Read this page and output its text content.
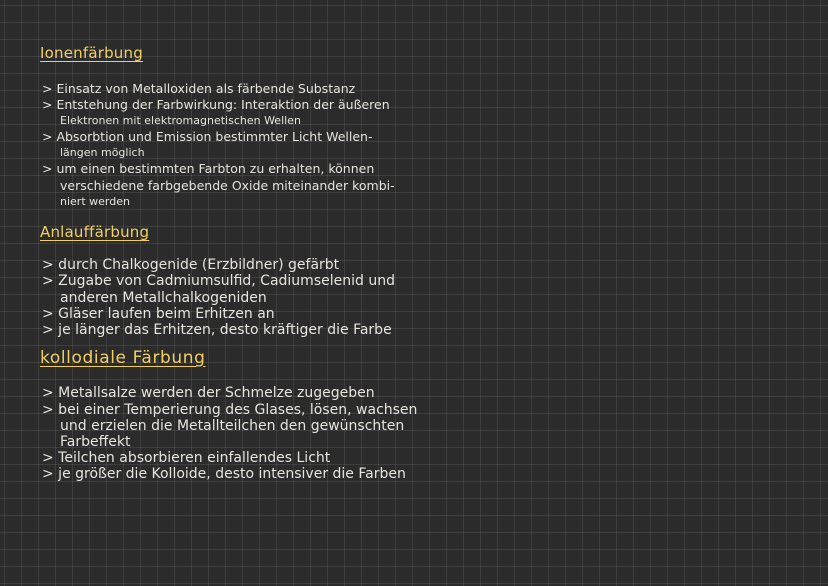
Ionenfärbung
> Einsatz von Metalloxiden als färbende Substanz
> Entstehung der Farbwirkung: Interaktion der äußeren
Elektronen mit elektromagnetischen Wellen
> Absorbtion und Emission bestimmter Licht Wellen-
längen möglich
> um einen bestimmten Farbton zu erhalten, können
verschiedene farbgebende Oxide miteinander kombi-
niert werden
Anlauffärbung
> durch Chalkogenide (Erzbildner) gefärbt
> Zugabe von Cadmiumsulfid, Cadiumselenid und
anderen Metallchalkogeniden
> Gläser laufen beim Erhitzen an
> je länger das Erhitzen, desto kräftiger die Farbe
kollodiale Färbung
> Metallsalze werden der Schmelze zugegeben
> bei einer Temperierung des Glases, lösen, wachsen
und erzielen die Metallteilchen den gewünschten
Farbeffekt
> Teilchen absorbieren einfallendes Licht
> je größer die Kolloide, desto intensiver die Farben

▬▬▬▬▬▬▬▬▬▬

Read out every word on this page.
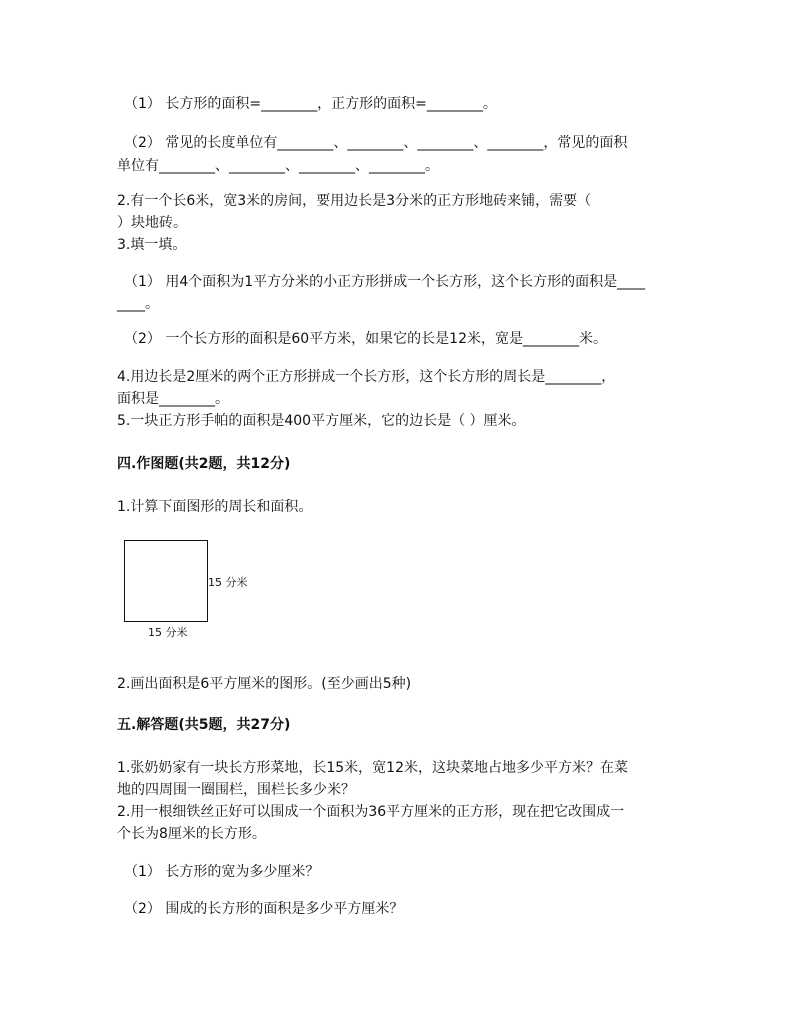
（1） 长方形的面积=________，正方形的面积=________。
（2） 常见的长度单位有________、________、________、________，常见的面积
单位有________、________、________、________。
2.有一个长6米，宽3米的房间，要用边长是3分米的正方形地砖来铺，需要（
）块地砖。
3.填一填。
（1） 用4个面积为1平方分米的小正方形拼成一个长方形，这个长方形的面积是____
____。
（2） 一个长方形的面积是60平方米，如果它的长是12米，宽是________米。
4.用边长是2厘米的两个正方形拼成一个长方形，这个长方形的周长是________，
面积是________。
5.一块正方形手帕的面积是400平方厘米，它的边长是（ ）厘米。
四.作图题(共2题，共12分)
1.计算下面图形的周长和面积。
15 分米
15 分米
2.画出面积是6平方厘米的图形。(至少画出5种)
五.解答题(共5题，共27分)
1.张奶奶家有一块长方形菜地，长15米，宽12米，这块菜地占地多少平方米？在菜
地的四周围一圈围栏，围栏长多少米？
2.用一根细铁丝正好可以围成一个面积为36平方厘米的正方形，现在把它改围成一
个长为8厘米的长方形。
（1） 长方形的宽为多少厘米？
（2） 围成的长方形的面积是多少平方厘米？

▬▬▬▬▬▬▬▬▬▬

**Goal**
From the listing above, copy all lines holding the word "Read".

**Solution to the exercise**
Read this page and output its text content.
Read out every word on this page.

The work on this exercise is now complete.